■ Stored data:
......
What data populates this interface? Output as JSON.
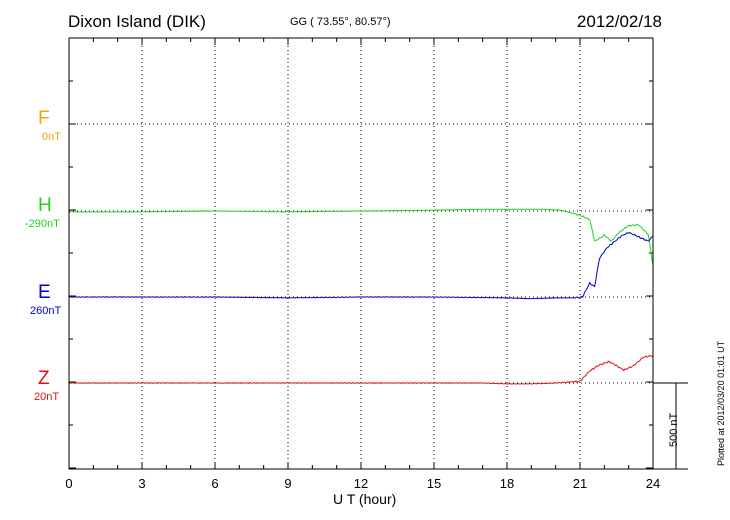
{
  "header": {
    "station": "Dixon Island (DIK)",
    "coords": "GG ( 73.55°,  80.57°)",
    "date": "2012/02/18"
  },
  "plotted_note": "Plotted at 2012/03/20 01:01  UT",
  "scale_label": "500 nT",
  "components": [
    {
      "letter": "F",
      "baseline": "0nT",
      "color": "#f5a400"
    },
    {
      "letter": "H",
      "baseline": "-290nT",
      "color": "#1ed21e"
    },
    {
      "letter": "E",
      "baseline": "260nT",
      "color": "#0000cc"
    },
    {
      "letter": "Z",
      "baseline": "20nT",
      "color": "#e01010"
    }
  ],
  "chart_data": {
    "type": "line",
    "title": "Dixon Island (DIK)",
    "xlabel": "U T (hour)",
    "xlim": [
      0,
      24
    ],
    "xticks": [
      "0",
      "3",
      "6",
      "9",
      "12",
      "15",
      "18",
      "21",
      "24"
    ],
    "units": "nT",
    "series": [
      {
        "name": "H",
        "baseline_nT": -290,
        "x": [
          0,
          3,
          6,
          9,
          12,
          15,
          17,
          18,
          19.5,
          20.2,
          21,
          21.4,
          21.6,
          21.8,
          22.0,
          22.3,
          22.6,
          23.0,
          23.4,
          23.8,
          24
        ],
        "values": [
          -5,
          -5,
          0,
          -5,
          0,
          5,
          10,
          10,
          10,
          5,
          -25,
          -50,
          -175,
          -160,
          -140,
          -175,
          -125,
          -85,
          -80,
          -135,
          -315
        ]
      },
      {
        "name": "E",
        "baseline_nT": 260,
        "x": [
          0,
          3,
          6,
          9,
          12,
          15,
          18,
          19,
          20,
          20.8,
          21.1,
          21.4,
          21.6,
          21.8,
          22.1,
          22.4,
          22.7,
          23.0,
          23.4,
          23.8,
          24
        ],
        "values": [
          0,
          0,
          0,
          -5,
          0,
          0,
          -5,
          -10,
          -5,
          -5,
          0,
          80,
          60,
          225,
          285,
          320,
          355,
          375,
          350,
          325,
          355
        ]
      },
      {
        "name": "Z",
        "baseline_nT": 20,
        "x": [
          0,
          3,
          6,
          9,
          12,
          15,
          17,
          18,
          19,
          20,
          21,
          21.4,
          21.8,
          22.2,
          22.5,
          22.8,
          23.2,
          23.6,
          24
        ],
        "values": [
          0,
          0,
          0,
          0,
          0,
          0,
          0,
          -5,
          -5,
          0,
          10,
          70,
          105,
          125,
          100,
          75,
          100,
          150,
          160
        ]
      }
    ],
    "scale_bar_nT": 500
  }
}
......
■ Exercise aim: All of the data above should be quoted exactly, except for the pictures.

■ Task result:
What data populates this interface? Output as JSON.
{
  "header": {
    "station": "Dixon Island (DIK)",
    "coords": "GG ( 73.55°,  80.57°)",
    "date": "2012/02/18"
  },
  "plotted_note": "Plotted at 2012/03/20 01:01  UT",
  "scale_label": "500 nT",
  "components": [
    {
      "letter": "F",
      "baseline": "0nT",
      "color": "#f5a400"
    },
    {
      "letter": "H",
      "baseline": "-290nT",
      "color": "#1ed21e"
    },
    {
      "letter": "E",
      "baseline": "260nT",
      "color": "#0000cc"
    },
    {
      "letter": "Z",
      "baseline": "20nT",
      "color": "#e01010"
    }
  ],
  "chart_data": {
    "type": "line",
    "title": "Dixon Island (DIK)",
    "xlabel": "U T (hour)",
    "xlim": [
      0,
      24
    ],
    "xticks": [
      "0",
      "3",
      "6",
      "9",
      "12",
      "15",
      "18",
      "21",
      "24"
    ],
    "units": "nT",
    "series": [
      {
        "name": "H",
        "baseline_nT": -290,
        "x": [
          0,
          3,
          6,
          9,
          12,
          15,
          17,
          18,
          19.5,
          20.2,
          21,
          21.4,
          21.6,
          21.8,
          22.0,
          22.3,
          22.6,
          23.0,
          23.4,
          23.8,
          24
        ],
        "values": [
          -5,
          -5,
          0,
          -5,
          0,
          5,
          10,
          10,
          10,
          5,
          -25,
          -50,
          -175,
          -160,
          -140,
          -175,
          -125,
          -85,
          -80,
          -135,
          -315
        ]
      },
      {
        "name": "E",
        "baseline_nT": 260,
        "x": [
          0,
          3,
          6,
          9,
          12,
          15,
          18,
          19,
          20,
          20.8,
          21.1,
          21.4,
          21.6,
          21.8,
          22.1,
          22.4,
          22.7,
          23.0,
          23.4,
          23.8,
          24
        ],
        "values": [
          0,
          0,
          0,
          -5,
          0,
          0,
          -5,
          -10,
          -5,
          -5,
          0,
          80,
          60,
          225,
          285,
          320,
          355,
          375,
          350,
          325,
          355
        ]
      },
      {
        "name": "Z",
        "baseline_nT": 20,
        "x": [
          0,
          3,
          6,
          9,
          12,
          15,
          17,
          18,
          19,
          20,
          21,
          21.4,
          21.8,
          22.2,
          22.5,
          22.8,
          23.2,
          23.6,
          24
        ],
        "values": [
          0,
          0,
          0,
          0,
          0,
          0,
          0,
          -5,
          -5,
          0,
          10,
          70,
          105,
          125,
          100,
          75,
          100,
          150,
          160
        ]
      }
    ],
    "scale_bar_nT": 500
  }
}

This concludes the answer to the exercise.